╭─ Supplied material
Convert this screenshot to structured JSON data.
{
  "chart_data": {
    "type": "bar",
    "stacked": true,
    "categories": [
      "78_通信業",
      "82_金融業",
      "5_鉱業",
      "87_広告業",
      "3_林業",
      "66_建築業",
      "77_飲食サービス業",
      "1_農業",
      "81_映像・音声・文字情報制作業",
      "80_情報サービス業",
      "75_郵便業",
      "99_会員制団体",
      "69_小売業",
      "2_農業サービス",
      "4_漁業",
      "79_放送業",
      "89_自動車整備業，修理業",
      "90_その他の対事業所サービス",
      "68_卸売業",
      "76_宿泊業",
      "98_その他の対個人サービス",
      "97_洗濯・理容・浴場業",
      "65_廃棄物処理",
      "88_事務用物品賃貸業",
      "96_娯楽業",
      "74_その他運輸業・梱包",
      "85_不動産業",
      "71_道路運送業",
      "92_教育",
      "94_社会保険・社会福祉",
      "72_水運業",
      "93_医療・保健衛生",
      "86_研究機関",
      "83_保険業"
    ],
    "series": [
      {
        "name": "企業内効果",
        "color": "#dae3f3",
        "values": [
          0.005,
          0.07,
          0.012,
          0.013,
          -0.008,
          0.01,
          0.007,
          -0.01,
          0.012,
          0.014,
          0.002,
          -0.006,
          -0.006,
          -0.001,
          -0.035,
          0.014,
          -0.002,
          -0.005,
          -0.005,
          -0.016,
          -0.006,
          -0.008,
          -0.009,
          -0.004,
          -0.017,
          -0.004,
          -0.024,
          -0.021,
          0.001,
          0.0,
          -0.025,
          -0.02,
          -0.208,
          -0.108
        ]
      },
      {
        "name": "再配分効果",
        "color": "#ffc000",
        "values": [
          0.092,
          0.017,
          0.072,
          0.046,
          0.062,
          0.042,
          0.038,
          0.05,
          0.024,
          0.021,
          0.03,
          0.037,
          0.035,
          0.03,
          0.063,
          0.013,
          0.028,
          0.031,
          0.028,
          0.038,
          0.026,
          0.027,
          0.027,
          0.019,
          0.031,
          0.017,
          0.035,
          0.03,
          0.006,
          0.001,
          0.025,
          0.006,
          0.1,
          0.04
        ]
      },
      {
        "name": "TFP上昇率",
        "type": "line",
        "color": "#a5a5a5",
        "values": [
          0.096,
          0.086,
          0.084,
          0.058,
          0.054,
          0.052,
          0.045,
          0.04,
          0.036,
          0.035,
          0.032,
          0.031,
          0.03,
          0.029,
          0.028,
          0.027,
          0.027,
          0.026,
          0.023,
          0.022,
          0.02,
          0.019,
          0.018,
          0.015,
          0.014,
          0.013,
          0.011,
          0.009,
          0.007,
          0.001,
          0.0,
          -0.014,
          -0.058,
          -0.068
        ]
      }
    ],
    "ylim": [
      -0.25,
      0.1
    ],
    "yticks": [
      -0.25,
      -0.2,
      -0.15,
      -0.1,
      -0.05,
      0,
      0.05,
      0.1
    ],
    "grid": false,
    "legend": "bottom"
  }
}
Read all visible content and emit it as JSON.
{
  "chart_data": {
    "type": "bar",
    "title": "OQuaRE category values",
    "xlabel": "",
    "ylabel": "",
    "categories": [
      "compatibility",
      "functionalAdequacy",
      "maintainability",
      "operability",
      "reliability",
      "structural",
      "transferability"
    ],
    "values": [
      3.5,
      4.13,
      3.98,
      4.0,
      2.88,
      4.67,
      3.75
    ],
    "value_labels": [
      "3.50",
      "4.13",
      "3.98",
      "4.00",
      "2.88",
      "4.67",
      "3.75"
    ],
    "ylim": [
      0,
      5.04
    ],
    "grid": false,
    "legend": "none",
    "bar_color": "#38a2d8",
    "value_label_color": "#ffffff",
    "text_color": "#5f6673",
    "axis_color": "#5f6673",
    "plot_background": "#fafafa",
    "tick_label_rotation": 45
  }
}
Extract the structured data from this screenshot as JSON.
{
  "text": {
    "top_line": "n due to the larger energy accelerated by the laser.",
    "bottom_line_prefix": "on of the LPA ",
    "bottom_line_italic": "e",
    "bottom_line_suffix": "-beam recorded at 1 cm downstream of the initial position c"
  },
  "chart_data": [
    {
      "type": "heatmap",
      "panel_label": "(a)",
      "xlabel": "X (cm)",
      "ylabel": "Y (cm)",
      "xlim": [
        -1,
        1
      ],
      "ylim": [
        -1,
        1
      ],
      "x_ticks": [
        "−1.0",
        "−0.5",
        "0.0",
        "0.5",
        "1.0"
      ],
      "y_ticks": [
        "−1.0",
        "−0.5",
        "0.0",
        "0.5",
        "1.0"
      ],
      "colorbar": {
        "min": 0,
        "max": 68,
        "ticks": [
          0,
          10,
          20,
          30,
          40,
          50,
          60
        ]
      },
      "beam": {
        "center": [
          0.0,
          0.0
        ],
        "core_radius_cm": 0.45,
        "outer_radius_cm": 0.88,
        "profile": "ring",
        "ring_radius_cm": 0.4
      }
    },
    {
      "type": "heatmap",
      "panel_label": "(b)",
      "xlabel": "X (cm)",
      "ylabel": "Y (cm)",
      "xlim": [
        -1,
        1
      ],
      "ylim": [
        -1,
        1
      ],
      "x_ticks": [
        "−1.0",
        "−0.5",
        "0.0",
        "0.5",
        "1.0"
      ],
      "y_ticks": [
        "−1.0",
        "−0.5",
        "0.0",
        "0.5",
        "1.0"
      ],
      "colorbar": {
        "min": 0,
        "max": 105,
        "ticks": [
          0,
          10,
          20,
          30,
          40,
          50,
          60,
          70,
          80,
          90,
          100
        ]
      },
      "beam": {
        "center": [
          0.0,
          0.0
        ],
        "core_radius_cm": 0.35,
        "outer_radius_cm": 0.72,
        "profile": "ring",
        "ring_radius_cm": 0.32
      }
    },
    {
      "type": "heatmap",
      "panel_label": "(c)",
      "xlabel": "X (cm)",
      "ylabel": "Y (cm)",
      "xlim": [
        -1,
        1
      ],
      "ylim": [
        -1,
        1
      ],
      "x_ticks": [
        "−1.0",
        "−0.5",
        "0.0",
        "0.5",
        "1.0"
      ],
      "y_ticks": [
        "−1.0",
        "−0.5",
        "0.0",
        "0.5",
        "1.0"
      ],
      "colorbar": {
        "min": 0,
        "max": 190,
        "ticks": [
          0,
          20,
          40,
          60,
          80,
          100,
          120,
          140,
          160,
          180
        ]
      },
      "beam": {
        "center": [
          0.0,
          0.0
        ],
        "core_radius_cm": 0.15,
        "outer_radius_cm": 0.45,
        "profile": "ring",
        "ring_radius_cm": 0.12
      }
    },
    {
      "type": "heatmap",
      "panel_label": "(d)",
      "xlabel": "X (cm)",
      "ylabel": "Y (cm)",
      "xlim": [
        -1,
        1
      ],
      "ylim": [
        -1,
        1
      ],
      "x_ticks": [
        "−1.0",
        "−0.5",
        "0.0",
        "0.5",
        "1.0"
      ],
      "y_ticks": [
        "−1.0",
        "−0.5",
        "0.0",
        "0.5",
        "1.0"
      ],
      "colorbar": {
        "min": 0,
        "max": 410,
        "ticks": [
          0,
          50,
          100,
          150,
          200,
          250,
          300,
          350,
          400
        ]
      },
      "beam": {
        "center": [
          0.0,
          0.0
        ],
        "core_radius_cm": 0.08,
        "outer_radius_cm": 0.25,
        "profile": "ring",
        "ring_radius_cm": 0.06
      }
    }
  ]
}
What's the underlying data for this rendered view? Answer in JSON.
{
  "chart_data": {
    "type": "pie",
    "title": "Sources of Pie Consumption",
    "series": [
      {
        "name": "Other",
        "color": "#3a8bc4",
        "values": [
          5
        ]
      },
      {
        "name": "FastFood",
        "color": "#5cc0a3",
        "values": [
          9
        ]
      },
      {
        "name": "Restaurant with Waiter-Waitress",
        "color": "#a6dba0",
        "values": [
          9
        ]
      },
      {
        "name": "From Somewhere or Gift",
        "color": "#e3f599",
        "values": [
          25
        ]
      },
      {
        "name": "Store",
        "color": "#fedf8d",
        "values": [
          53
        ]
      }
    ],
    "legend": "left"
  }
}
╰─
_What is expected_.
Check each line of the data above for the word "legend" and say how many lines contain it, giving nothing besides the number.

_Solution_.
3